Document:
Book Review: A Guile of Dragons by James Enge

On January 15, 2014, in Book Review, Paul Weimer, by Paul Weimer

GuileofDragonsA Guile of Dragons starts at the very beginning of Morlock Ambrosius’s life, in King Arthur’s Court. A betrayal and capture winds up dragging the parents of Morlock, Merlin (*that* Merlin) and his pregnant mistress Nimue across the Sea of Worlds to the Wardlands, Merlin’s home plane. (A nice touch to Amber and Moorcock).  Our hero gets an ignoble birth in the old home of the Ambrosii, and a stay of execution, as a timely intervention stops a probable infanticide. The narrative then jumps ahead and focuses on the mature Morlock raised by those dwarves who long owe his father for aiding them against their ancient enemies, the Dragons, who have returned, and it is the Dwarf-Dragon War that drives the conflicts of the novel.

This first part of Morlock’s story in A Guile of Dragons walks a fine line between Tolkien-esque epic fantasy and sword and sorcery. The lens focus is tight on the few point of view characters presented, with details of the Dwarvish world expertly rendered, action winningly described and magic, mysterious and nebulous (even as our protagonist is himself a worker of magic). The Dragon’s use of magic, in particular, feels murky, amorphous, mysterious and dangerous. The short page count and the brisk pacing also enhances the sword and sorcery feel.

Source data:
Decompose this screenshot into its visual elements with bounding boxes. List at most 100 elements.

Parts of the exercise:
[a] Retype the part of the book review starting at "On January 15, 2014, in" and ending at "of the novel.".
[b] In the book review, which words describe how the Dragon's use of magic feels?
[c] According to the book review, why do the dwarves raise the grown Morlock?

The replies:
[a]
On January 15, 2014, in Book Review, Paul Weimer, by Paul Weimer

GuileofDragonsA Guile of Dragons starts at the very beginning of Morlock Ambrosius’s life, in King Arthur’s Court. A betrayal and capture winds up dragging the parents of Morlock, Merlin (*that* Merlin) and his pregnant mistress Nimue across the Sea of Worlds to the Wardlands, Merlin’s home plane. (A nice touch to Amber and Moorcock).  Our hero gets an ignoble birth in the old home of the Ambrosii, and a stay of execution, as a timely intervention stops a probable infanticide. The narrative then jumps ahead and focuses on the mature Morlock raised by those dwarves who long owe his father for aiding them against their ancient enemies, the Dragons, who have returned, and it is the Dwarf-Dragon War that drives the conflicts of the novel.

[b] Murky, amorphous, mysterious, and dangerous.

[c] The dwarves have long owed his father, Merlin, for helping them against their ancient enemies, the Dragons.